Please reproduce, character for character, the lines of the listing from the line that contains "253, 863, 265]" through the line that contains "382, 858, 393]", including both of those lines and nothing else.

++++ Data for this task

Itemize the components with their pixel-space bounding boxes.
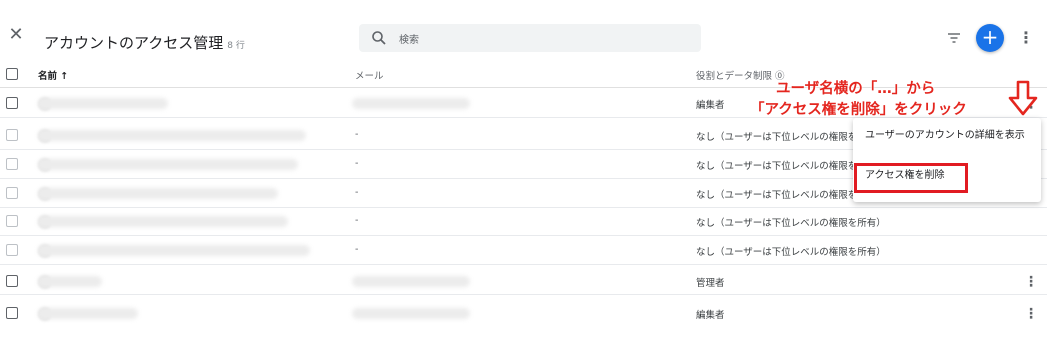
row-checkbox[interactable]: [6, 307, 18, 319]
row-more-icon[interactable]: ⋮: [1024, 305, 1038, 323]
user-role: なし（ユーザーは下位レベルの権限を所有）: [696, 247, 886, 258]
select-all-checkbox[interactable]: [6, 68, 18, 80]
page-title: アカウントのアクセス管理 8 行: [44, 32, 245, 53]
row-checkbox[interactable]: [6, 187, 18, 199]
row-checkbox[interactable]: [6, 129, 18, 141]
user-email: [352, 276, 470, 287]
user-name: [38, 245, 310, 256]
row-checkbox[interactable]: [6, 158, 18, 170]
user-role: 編集者: [696, 310, 725, 321]
user-email: [352, 308, 470, 319]
user-name: [38, 159, 298, 170]
table-row[interactable]: - なし（ユーザーは下位レベルの権限を所有）: [0, 207, 1047, 236]
filter-icon[interactable]: [946, 30, 962, 46]
top-bar: ✕ アカウントのアクセス管理 8 行 検索 + ⋮: [0, 0, 1047, 60]
add-user-button[interactable]: +: [976, 24, 1004, 52]
column-header-role[interactable]: 役割とデータ制限 ⓪: [696, 68, 785, 82]
close-icon[interactable]: ✕: [6, 25, 26, 45]
annotation-line-1: ユーザ名横の「…」から: [776, 81, 936, 97]
row-checkbox[interactable]: [6, 244, 18, 256]
user-name: [38, 188, 278, 199]
user-email: -: [355, 158, 359, 169]
page-title-text: アカウントのアクセス管理: [44, 34, 224, 52]
menu-item-view-account-details[interactable]: ユーザーのアカウントの詳細を表示: [865, 128, 1037, 143]
row-checkbox[interactable]: [6, 215, 18, 227]
user-name: [38, 216, 288, 227]
plus-icon: +: [981, 25, 999, 49]
user-name: [38, 130, 306, 141]
user-name: [38, 308, 138, 319]
user-email: -: [355, 129, 359, 140]
user-name: [38, 98, 168, 109]
column-header-name[interactable]: 名前 ↑: [38, 68, 68, 82]
row-checkbox[interactable]: [6, 97, 18, 109]
highlight-box: [854, 163, 968, 193]
table-row[interactable]: 編集者 ⋮: [0, 298, 1047, 327]
search-placeholder: 検索: [399, 35, 419, 46]
user-role: なし（ユーザーは下位レベルの権限を所有）: [696, 218, 886, 229]
column-header-email[interactable]: メール: [355, 68, 384, 82]
table-row[interactable]: - なし（ユーザーは下位レベルの権限を所有）: [0, 236, 1047, 265]
more-vert-icon[interactable]: ⋮: [1018, 28, 1034, 48]
row-checkbox[interactable]: [6, 275, 18, 287]
user-role: 管理者: [696, 278, 725, 289]
user-email: [352, 98, 470, 109]
user-role: 編集者: [696, 100, 725, 111]
search-icon: [372, 31, 386, 45]
table-row[interactable]: 管理者 ⋮: [0, 266, 1047, 295]
row-count: 8 行: [227, 41, 245, 51]
annotation-line-2: 「アクセス権を削除」をクリック: [750, 102, 967, 118]
user-name: [38, 276, 102, 287]
row-more-icon[interactable]: ⋮: [1024, 273, 1038, 291]
user-email: -: [355, 244, 359, 255]
user-email: -: [355, 215, 359, 226]
search-input[interactable]: 検索: [359, 24, 701, 52]
down-arrow-icon: [1008, 80, 1038, 116]
user-email: -: [355, 187, 359, 198]
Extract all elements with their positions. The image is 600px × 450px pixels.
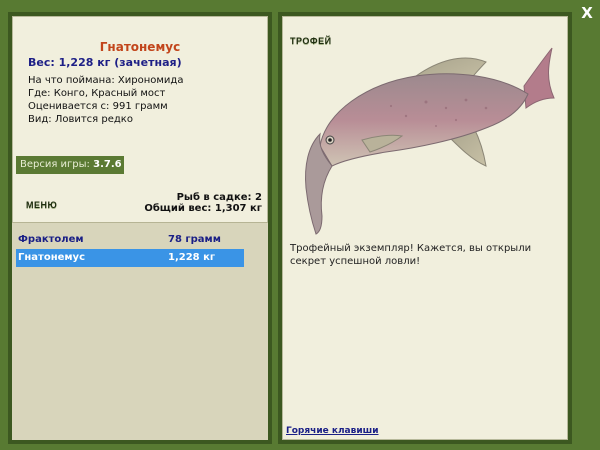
version-badge: Версия игры: 3.7.6 <box>16 156 124 174</box>
fish-details: На что поймана: Хирономида Где: Конго, К… <box>28 74 183 126</box>
catch-name: Фрактолем <box>18 234 84 245</box>
hotkeys-link[interactable]: Горячие клавиши <box>286 426 379 436</box>
list-item[interactable]: Фрактолем 78 грамм <box>16 231 244 249</box>
keepnet-weight: Общий вес: 1,307 кг <box>144 203 262 214</box>
fish-name-title: Гнатонемус <box>99 40 181 54</box>
game-window: X Гнатонемус Вес: 1,228 кг (зачетная) На… <box>0 0 600 450</box>
fish-info-panel: Гнатонемус Вес: 1,228 кг (зачетная) На ч… <box>8 12 272 444</box>
catch-weight: 78 грамм <box>168 234 221 245</box>
catch-weight: 1,228 кг <box>168 252 216 263</box>
keepnet-count: Рыб в садке: 2 <box>176 192 262 203</box>
fish-image <box>305 47 555 235</box>
version-label: Версия игры: <box>20 159 90 170</box>
close-icon[interactable]: X <box>579 4 595 22</box>
fish-weight: Вес: 1,228 кг (зачетная) <box>28 56 182 69</box>
version-value: 3.7.6 <box>93 159 122 170</box>
rarity-line: Вид: Ловится редко <box>28 114 133 125</box>
keepnet-stats: Рыб в садке: 2 Общий вес: 1,307 кг <box>144 192 262 214</box>
trophy-message: Трофейный экземпляр! Кажется, вы открыли… <box>290 243 532 267</box>
catch-name: Гнатонемус <box>18 252 86 263</box>
trophy-panel: ТРОФЕЙ Трофейный экземпляр! Кажется, вы … <box>278 12 572 444</box>
location-line: Где: Конго, Красный мост <box>28 88 166 99</box>
list-item-selected[interactable]: Гнатонемус 1,228 кг <box>16 249 244 267</box>
bait-line: На что поймана: Хирономида <box>28 75 184 86</box>
min-weight-line: Оценивается с: 991 грамм <box>28 101 168 112</box>
menu-button[interactable]: МЕНЮ <box>26 200 57 210</box>
catch-list: Фрактолем 78 грамм Гнатонемус 1,228 кг <box>12 222 268 440</box>
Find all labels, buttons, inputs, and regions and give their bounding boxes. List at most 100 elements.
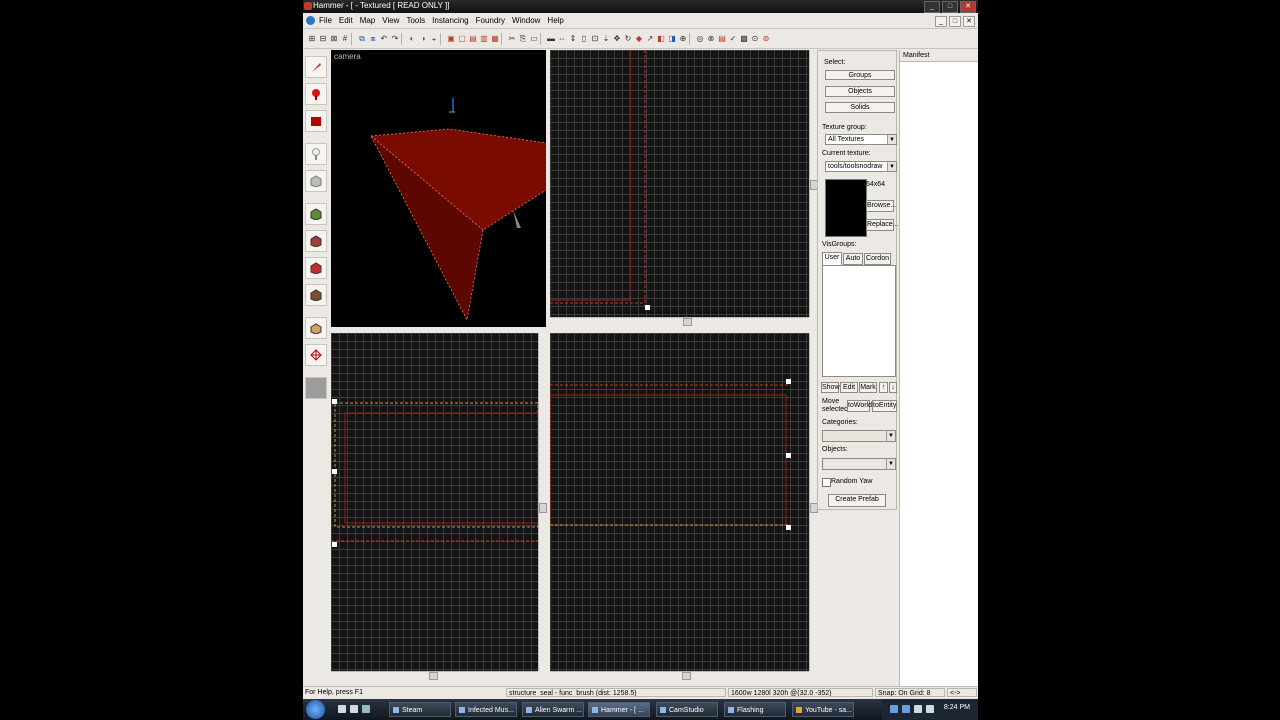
tab-auto[interactable]: Auto	[843, 253, 863, 265]
show-icon[interactable]: ◑	[418, 33, 428, 45]
select-box-icon[interactable]: ▯	[579, 33, 589, 45]
categories-select[interactable]: ▼	[822, 430, 896, 442]
menu-window[interactable]: Window	[512, 16, 540, 25]
tool-apply-texture[interactable]	[305, 230, 327, 252]
quick-launch-icon[interactable]	[362, 705, 370, 713]
visgroup-edit-button[interactable]: Edit	[840, 382, 858, 393]
tool-magnify[interactable]	[305, 83, 327, 105]
flip-h-icon[interactable]: ⇔	[557, 33, 567, 45]
tray-icon[interactable]	[890, 705, 898, 713]
overlay-icon[interactable]: ◨	[667, 33, 677, 45]
grid-smaller-icon[interactable]: ⊟	[318, 33, 328, 45]
tool-camera[interactable]	[305, 110, 327, 132]
to-entity-button[interactable]: toEntity	[872, 400, 897, 412]
create-prefab-button[interactable]: Create Prefab	[828, 494, 886, 507]
show-desktop-icon[interactable]	[338, 705, 346, 713]
clip-icon[interactable]: ▤	[468, 33, 478, 45]
menu-foundry[interactable]: Foundry	[476, 16, 505, 25]
menu-instancing[interactable]: Instancing	[432, 16, 468, 25]
tool-entity[interactable]	[305, 143, 327, 165]
move-down-button[interactable]: ↓	[889, 382, 897, 393]
instance-icon[interactable]: ⊙	[750, 33, 760, 45]
current-texture-select[interactable]: tools/toolsnodraw ▼	[825, 161, 897, 172]
mdi-close-button[interactable]: ✕	[963, 16, 975, 27]
hollow-icon[interactable]: ▢	[457, 33, 467, 45]
group-icon[interactable]: ⧉	[357, 33, 367, 45]
tool-vertex[interactable]	[305, 344, 327, 366]
select-solids-button[interactable]: Solids	[825, 102, 895, 113]
viewport-front[interactable]	[331, 333, 538, 671]
carve-icon[interactable]: ▣	[446, 33, 456, 45]
tab-cordon[interactable]: Cordon	[864, 253, 891, 265]
task-youtube[interactable]: YouTube - sa...	[792, 702, 854, 717]
viewport-top[interactable]	[550, 50, 809, 317]
mdi-minimize-button[interactable]: _	[935, 16, 947, 27]
visgroup-list[interactable]	[822, 265, 896, 377]
menu-tools[interactable]: Tools	[406, 16, 425, 25]
task-camstudio[interactable]: CamStudio	[656, 702, 718, 717]
viewport-front-vscroll[interactable]	[538, 333, 547, 671]
task-infected[interactable]: Infected Mus...	[455, 702, 517, 717]
close-button[interactable]: ✕	[960, 1, 976, 13]
menu-file[interactable]: File	[319, 16, 332, 25]
quick-launch-icon[interactable]	[350, 705, 358, 713]
select-groups-button[interactable]: Groups	[825, 70, 895, 80]
rotate-icon[interactable]: ↻	[623, 33, 633, 45]
viewport-side[interactable]	[550, 333, 809, 671]
hide-icon[interactable]: ◐	[407, 33, 417, 45]
move-up-button[interactable]: ↑	[879, 382, 888, 393]
run-map-icon[interactable]: ▤	[717, 33, 727, 45]
mdi-restore-button[interactable]: □	[949, 16, 961, 27]
task-steam[interactable]: Steam	[389, 702, 451, 717]
align-icon[interactable]: ▬	[546, 33, 556, 45]
browse-button[interactable]: Browse...	[866, 200, 896, 212]
objects-select[interactable]: ▼	[822, 458, 896, 470]
tray-icon[interactable]	[926, 705, 934, 713]
check-icon[interactable]: ✓	[728, 33, 738, 45]
tab-user[interactable]: User	[822, 252, 842, 265]
replace-button[interactable]: Replace...	[866, 219, 899, 231]
tool-block[interactable]	[305, 170, 327, 192]
maximize-button[interactable]: □	[942, 1, 958, 13]
copy-icon[interactable]: ⎘	[518, 33, 528, 45]
visgroup-icon[interactable]: ◒	[429, 33, 439, 45]
document-icon[interactable]	[306, 16, 315, 25]
viewport-front-hscroll[interactable]	[331, 671, 538, 680]
title-bar[interactable]: Hammer - [ - Textured [ READ ONLY ]] _ □…	[303, 0, 978, 13]
task-alien-swarm[interactable]: Alien Swarm ...	[522, 702, 584, 717]
camera-viewport[interactable]: camera	[331, 50, 546, 327]
viewport-top-hscroll[interactable]	[550, 317, 809, 326]
brush-icon[interactable]: ◧	[656, 33, 666, 45]
minimize-button[interactable]: _	[924, 1, 940, 13]
cordon-icon[interactable]: ▩	[739, 33, 749, 45]
decal-icon[interactable]: ⊕	[678, 33, 688, 45]
help-icon[interactable]: ⊛	[761, 33, 771, 45]
visgroup-mark-button[interactable]: Mark	[859, 382, 877, 393]
tool-overlay[interactable]	[305, 284, 327, 306]
scale-icon[interactable]: ⊡	[590, 33, 600, 45]
flip-v-icon[interactable]: ⇕	[568, 33, 578, 45]
face-icon[interactable]: ▦	[490, 33, 500, 45]
undo-icon[interactable]: ↶	[379, 33, 389, 45]
task-hammer[interactable]: Hammer - [ ...	[588, 702, 650, 717]
menu-edit[interactable]: Edit	[339, 16, 353, 25]
compile-icon[interactable]: ⊗	[706, 33, 716, 45]
menu-help[interactable]: Help	[547, 16, 563, 25]
texture-lock-icon[interactable]: ⇣	[601, 33, 611, 45]
task-flashing[interactable]: Flashing	[724, 702, 786, 717]
sphere-icon[interactable]: ◎	[695, 33, 705, 45]
texture-group-select[interactable]: All Textures ▼	[825, 134, 897, 145]
tray-icon[interactable]	[914, 705, 922, 713]
grid-larger-icon[interactable]: ⊠	[329, 33, 339, 45]
tool-texture[interactable]	[305, 203, 327, 225]
grid-icon[interactable]: ⊞	[307, 33, 317, 45]
cut-icon[interactable]: ✂	[507, 33, 517, 45]
start-orb-icon[interactable]	[306, 700, 325, 719]
vertex-icon[interactable]: ▥	[479, 33, 489, 45]
tool-decal[interactable]	[305, 257, 327, 279]
ungroup-icon[interactable]: ⧈	[368, 33, 378, 45]
grid-3d-icon[interactable]: #	[340, 33, 350, 45]
visgroup-show-button[interactable]: Show	[821, 382, 840, 393]
paste-icon[interactable]: ▭	[529, 33, 539, 45]
to-world-button[interactable]: toWorld	[847, 400, 872, 412]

++++++++

### Exercise answer
tab-auto[interactable]: Auto	[843, 253, 863, 265]
show-icon[interactable]: ◑	[418, 33, 428, 45]
select-box-icon[interactable]: ▯	[579, 33, 589, 45]
categories-select[interactable]: ▼	[822, 430, 896, 442]
menu-window[interactable]: Window	[512, 16, 540, 25]
tool-apply-texture[interactable]	[305, 230, 327, 252]
quick-launch-icon[interactable]	[362, 705, 370, 713]
visgroup-edit-button[interactable]: Edit	[840, 382, 858, 393]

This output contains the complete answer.